VORLIEGENDER TEXT:
# Abschaltung trotz laufenden Vertrages



## hasit.krueger (2 September 2013)

*Abschaltung trotz laufenden Vertrages*

Da staunt man nicht schlecht: Wegen Umzug haben wir bei KD mit Sonderkündigungsrecht unseren Vertrag zum 01.12.2013 gekündigt. Als Beweis hierfür wurde der neue Mietvertrag, der ab 01.09.2013 läuft, verlangt. Diesen haben wir natürlich zugesendet. KD kann uns am neuen Standort nicht versorgen! 
Pünktlich zu Beginn des neuen Mietvertrages(!) und nicht zum regulären Vertragsende am 01.012.2013, wurden wir abgeschaltet. Die gesamte Firma (4 Büro- und 3 Homeoffice-Arbeitsplätze) lagen brach. Nach einer telefonischen Odyssee(ca. 2,5 Nerven aufreibenden Stunden) durch die diversen Abteilungen, wurde mir gesagt, daß es völlig normal sei, den Anschluss mit dem Umzugsdatum abzuschalten. Und dies, obwohl am neuen Standort nicht geliefert werden kann. 
Auf die Idee, daß man den auslaufenden Mietvertrag mit dem neuen überlappen lässt, um die neuen Räume, bevor man einzieht, zuerst einzurichten, die Hardware vorzubereiten etc, kommt man bei KD offensichtlich nicht. Außerdem ist es doch seltsam, einen laufenden Liefervertrag, ohne vorherige Terminangabe und Absprache, einseitig zu beenden. 
Im Telefonat mit der Business-Hotline wurde mir, auf den Hinweis das wir auf Vertragserfüllung bestehen, gesagt, wir hätten den Auszugstermin vorher genau angeben müssen.
Auf die Rückfrage warum ich das hätte tun sollen, wurde mir geantwortet, das sei normal. Auf meinen Einwand hin, daß der Auszugstermin keine Rolle spiele, weil ich ja weiterhin den Vertrag und somit die Leistung zahle und ich ja, wenn ich möchte, den Anschluss bis zum Schluss, auch in leeren Räumen nutzen könne, meinte der mittlerweile recht pampige Herr am anderen Ende, sie wollten damit verhindern, das der Anschluss von unbefugten benutzt werde. Sehr fürsorglich! 
	

	
	
		
		

		
			




Fakt ist der, daß wir jetzt zwar wieder Internet und Telefon haben, jedoch bei der Prozedur die Konfiguration der Fritzbox weg ist. Die Home-Arbeitsplätze haben keinen Zugriff auf den Server, die Telefone in den Büros haben keine Nummernzuordnung mehr und das Faxgerät läuft nicht mehr.
Und eine Entschuldigung: Fehlanzeige. Der Fehler läge bei uns... 
Aber ich habe eines daraus gelernt: ich schimpfe nie wieder über die Telecom. Es gibt schlimmeres....
hasit.krueger
Newbie
Beiträge: 1
Registriert: 02.09.2013, 15:25

Sorry: KD ist natürlich Kabel Deutschland


----------



## Hippo (2 September 2013)

BEREITGESTELLTE DATENSÄTZE:
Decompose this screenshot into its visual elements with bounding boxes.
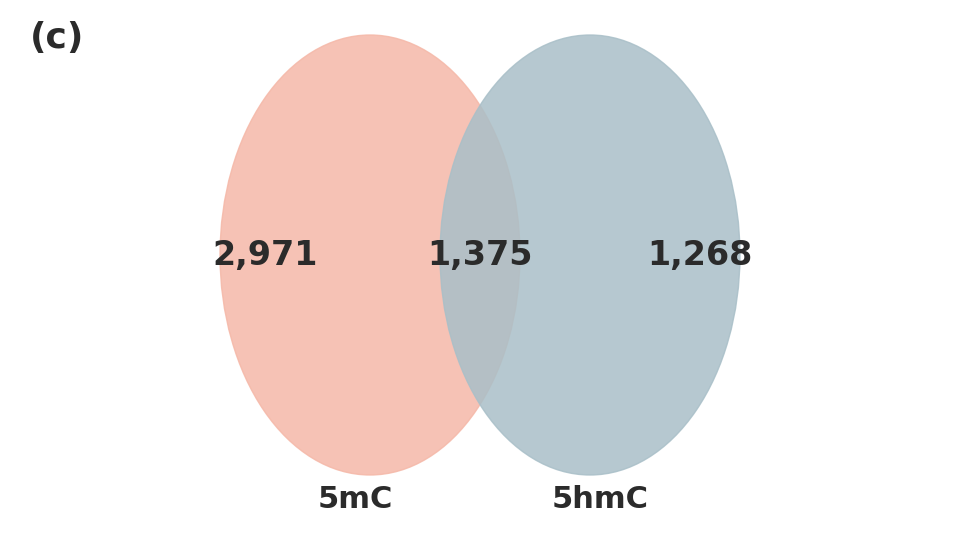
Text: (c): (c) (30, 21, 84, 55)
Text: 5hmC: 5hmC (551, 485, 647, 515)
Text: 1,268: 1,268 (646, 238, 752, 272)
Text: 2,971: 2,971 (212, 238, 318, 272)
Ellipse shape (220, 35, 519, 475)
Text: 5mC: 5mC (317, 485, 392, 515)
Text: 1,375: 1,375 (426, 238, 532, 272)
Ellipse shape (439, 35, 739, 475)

* * *

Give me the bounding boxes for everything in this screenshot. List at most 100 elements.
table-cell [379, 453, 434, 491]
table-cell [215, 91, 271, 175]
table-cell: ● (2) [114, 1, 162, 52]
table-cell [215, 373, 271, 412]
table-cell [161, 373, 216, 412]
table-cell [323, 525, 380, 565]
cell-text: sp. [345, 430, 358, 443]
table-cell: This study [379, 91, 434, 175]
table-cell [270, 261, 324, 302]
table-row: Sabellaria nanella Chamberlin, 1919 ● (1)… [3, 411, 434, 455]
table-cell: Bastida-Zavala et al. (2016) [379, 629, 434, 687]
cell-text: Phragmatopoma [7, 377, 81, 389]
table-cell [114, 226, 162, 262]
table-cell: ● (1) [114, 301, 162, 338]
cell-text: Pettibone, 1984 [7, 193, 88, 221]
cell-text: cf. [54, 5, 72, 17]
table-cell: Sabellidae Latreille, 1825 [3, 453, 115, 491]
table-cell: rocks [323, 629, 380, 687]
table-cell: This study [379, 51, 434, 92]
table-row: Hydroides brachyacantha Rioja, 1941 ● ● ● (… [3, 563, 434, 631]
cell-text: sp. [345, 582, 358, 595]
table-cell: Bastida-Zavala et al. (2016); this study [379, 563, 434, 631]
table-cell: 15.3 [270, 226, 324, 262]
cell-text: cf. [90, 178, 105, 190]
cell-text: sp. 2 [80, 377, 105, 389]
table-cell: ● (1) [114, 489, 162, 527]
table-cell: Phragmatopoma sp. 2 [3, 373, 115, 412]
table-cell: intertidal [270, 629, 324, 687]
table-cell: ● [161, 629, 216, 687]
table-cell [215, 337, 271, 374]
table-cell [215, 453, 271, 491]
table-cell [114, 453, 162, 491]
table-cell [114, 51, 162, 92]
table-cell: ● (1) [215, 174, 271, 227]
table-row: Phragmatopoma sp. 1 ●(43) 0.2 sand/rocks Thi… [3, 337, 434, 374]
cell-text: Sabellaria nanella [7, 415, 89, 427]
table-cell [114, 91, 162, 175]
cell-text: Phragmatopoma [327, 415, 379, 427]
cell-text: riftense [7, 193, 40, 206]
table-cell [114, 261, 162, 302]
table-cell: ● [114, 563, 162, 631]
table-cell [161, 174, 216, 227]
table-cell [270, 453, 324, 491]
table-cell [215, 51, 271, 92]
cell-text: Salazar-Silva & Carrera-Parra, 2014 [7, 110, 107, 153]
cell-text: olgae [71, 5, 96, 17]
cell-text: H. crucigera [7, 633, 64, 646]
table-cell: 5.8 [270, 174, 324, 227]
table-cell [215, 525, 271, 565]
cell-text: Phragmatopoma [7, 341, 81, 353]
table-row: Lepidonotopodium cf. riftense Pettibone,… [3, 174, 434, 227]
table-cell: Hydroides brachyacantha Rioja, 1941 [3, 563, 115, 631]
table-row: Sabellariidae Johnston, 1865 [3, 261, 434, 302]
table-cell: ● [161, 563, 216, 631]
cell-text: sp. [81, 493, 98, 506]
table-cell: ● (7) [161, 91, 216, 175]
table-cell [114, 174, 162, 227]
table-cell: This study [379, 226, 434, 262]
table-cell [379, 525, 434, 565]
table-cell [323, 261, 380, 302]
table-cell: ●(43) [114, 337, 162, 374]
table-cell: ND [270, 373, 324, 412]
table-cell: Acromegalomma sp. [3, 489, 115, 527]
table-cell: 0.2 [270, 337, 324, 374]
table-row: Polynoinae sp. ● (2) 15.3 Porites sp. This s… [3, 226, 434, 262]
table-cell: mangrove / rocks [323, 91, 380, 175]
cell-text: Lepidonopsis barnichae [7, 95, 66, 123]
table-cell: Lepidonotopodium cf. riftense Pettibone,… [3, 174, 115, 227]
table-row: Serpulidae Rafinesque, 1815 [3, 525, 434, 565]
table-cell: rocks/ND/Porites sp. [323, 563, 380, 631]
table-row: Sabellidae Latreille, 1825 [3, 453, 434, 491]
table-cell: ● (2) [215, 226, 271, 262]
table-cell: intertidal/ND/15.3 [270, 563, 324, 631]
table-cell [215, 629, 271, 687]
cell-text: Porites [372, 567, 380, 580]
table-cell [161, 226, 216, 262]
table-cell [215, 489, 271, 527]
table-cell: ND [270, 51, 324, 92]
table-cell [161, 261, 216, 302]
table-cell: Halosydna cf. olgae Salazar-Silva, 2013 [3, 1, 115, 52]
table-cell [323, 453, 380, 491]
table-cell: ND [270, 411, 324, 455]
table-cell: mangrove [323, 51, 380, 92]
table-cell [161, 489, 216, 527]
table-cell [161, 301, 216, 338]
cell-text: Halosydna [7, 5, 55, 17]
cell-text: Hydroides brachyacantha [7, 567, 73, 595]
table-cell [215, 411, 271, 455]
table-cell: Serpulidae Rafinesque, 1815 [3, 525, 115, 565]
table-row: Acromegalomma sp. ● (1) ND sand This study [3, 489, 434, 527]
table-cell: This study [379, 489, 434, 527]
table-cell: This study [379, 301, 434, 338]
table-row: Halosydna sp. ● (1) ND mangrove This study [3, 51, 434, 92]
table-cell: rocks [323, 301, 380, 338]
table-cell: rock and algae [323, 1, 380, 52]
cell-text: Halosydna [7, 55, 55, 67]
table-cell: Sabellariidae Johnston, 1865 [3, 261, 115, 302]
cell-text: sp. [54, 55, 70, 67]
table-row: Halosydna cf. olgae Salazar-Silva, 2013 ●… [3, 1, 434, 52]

--

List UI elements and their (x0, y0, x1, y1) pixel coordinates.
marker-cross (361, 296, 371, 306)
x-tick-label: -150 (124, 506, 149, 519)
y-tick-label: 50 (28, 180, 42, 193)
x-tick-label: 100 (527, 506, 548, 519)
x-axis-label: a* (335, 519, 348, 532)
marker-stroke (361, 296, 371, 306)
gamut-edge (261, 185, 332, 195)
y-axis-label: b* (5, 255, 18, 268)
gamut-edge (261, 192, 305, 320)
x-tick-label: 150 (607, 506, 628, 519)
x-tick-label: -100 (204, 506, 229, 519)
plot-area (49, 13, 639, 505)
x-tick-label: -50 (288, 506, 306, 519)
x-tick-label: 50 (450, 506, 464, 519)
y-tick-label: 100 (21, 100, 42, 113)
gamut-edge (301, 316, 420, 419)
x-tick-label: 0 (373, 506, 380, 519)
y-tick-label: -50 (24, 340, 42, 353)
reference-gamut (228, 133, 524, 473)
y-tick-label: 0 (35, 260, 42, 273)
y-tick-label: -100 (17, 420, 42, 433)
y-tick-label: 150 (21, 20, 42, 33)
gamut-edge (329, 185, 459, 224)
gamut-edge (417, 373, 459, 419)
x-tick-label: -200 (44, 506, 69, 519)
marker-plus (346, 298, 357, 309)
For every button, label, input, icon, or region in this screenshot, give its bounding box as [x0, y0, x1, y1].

ZU LÖSENDE AUFGABEN:
A – Welche Zeilen der Datensätze enthalten die Zeichenfolge „bounding“? Gib jede dieser Zeilen zurück, wobei Groß- und Kleinschreibung zählt.
B – Schreib den Forenthread über die Abschaltung des Kabel-Deutschland-Anschlusses trotz laufenden Vertrages dort weiter, wo er aufhört.

ANTWORTEN JE AUFGABE:
A –
Decompose this screenshot into its visual elements with bounding boxes.
Give me the bounding boxes for everything in this screenshot. List at most 100 elements.
For every button, label, input, icon, or region in this screenshot, give its bounding box as [x0, y0, x1, y1].

B –
Du schreibst recht wirr ...
Ich lese: 
KD hat zum vorgelegten Umzugstermin den Altvertrag beendet. >>> ist korrekt!
Wieso sollte der neue Anbieter die alte Konfiguration von KD übernehmen?
Ich sehe hier nur schlechte Vorplanung des Umzugs


----------



## BenTigger (2 September 2013)

Aehm Hippo,

Kündigungstermin war nicht der Umzugstermin am 01.09 sondern der 01.12.
Bei einer Firma kann es durchaus sinnvoll sein, neue und alte Gebäude zeitweise gleichzeitig zu mieten 
Problem war nur, das bis 01.12 kassiert wurde, aber am 01.09 schon die Leitung still gelegt wurde, obwohl noch in der alten Firma gearbeitet wurde.

Es ist nicht wirr geschrieben, sondern wird nur wirr verstanden, wenn der erste Satz nicht aufmerksam gelesen wird.

Ich gestehe, ist mir aber auch erst so ergangen


----------



## Hippo (2 September 2013)

Öhm, wie ich schon schrieb ...
... recht wirr geschrieben


> bei KD mit Sonderkündigungsrecht unseren Vertrag zum 01.12.2013 gekündigt.





> nicht zum regulären Vertragsende am 01.012.2013,


Also wenn das Schreiben an KD ähnlich geschrieben war wundert mich das nicht was da passiert ist


----------



## Reducal (2 September 2013)

Naja, wenn man aber ein Sonderkündigungsrecht wegen Umzug in Anspruch nimmt, ist das "Sonderrecht" über den Termin definiert, der die Ursache der Kündigung begründet. Alles weitere dürfte den AGB zu entnehmen sein.

Bevor abgeschaltet wird (Vollzug der Kündigung) versenden Anbieter doch normalerweise ein entsprechendes Schriftstück. War das hier nicht der Fall?


----------



## hasit.krueger (9 September 2013)

Hallo zusammen,
ist vlt. wirklich nicht einfach zu verstehen, aber die Fakten sind soweit klar. Allerdings gebe ich zu, mir vorher die AGB nicht genau durchgelesen zu haben, was jedoch an meinem Verständnis für mein persönliches Rechtsempfinden nichts ändert...



Reducal schrieb:


> Naja, wenn man aber ein Sonderkündigungsrecht wegen Umzug in Anspruch nimmt, ist das "Sonderrecht" über den Termin definiert, der die Ursache der Kündigung begründet. Alles weitere dürfte den AGB zu entnehmen sein.
> Bevor abgeschaltet wird (Vollzug der Kündigung) versenden Anbieter doch normalerweise ein entsprechendes Schriftstück. War das hier nicht der Fall?



Also: wir haben keinen Bescheid über den Abschalttermin erhalten.

Auch ist mir immer noch nicht klar warum eine Leistung, die ich bezahle, nicht mehr erbracht wird. Sonderkündigungsrecht hin, oder her...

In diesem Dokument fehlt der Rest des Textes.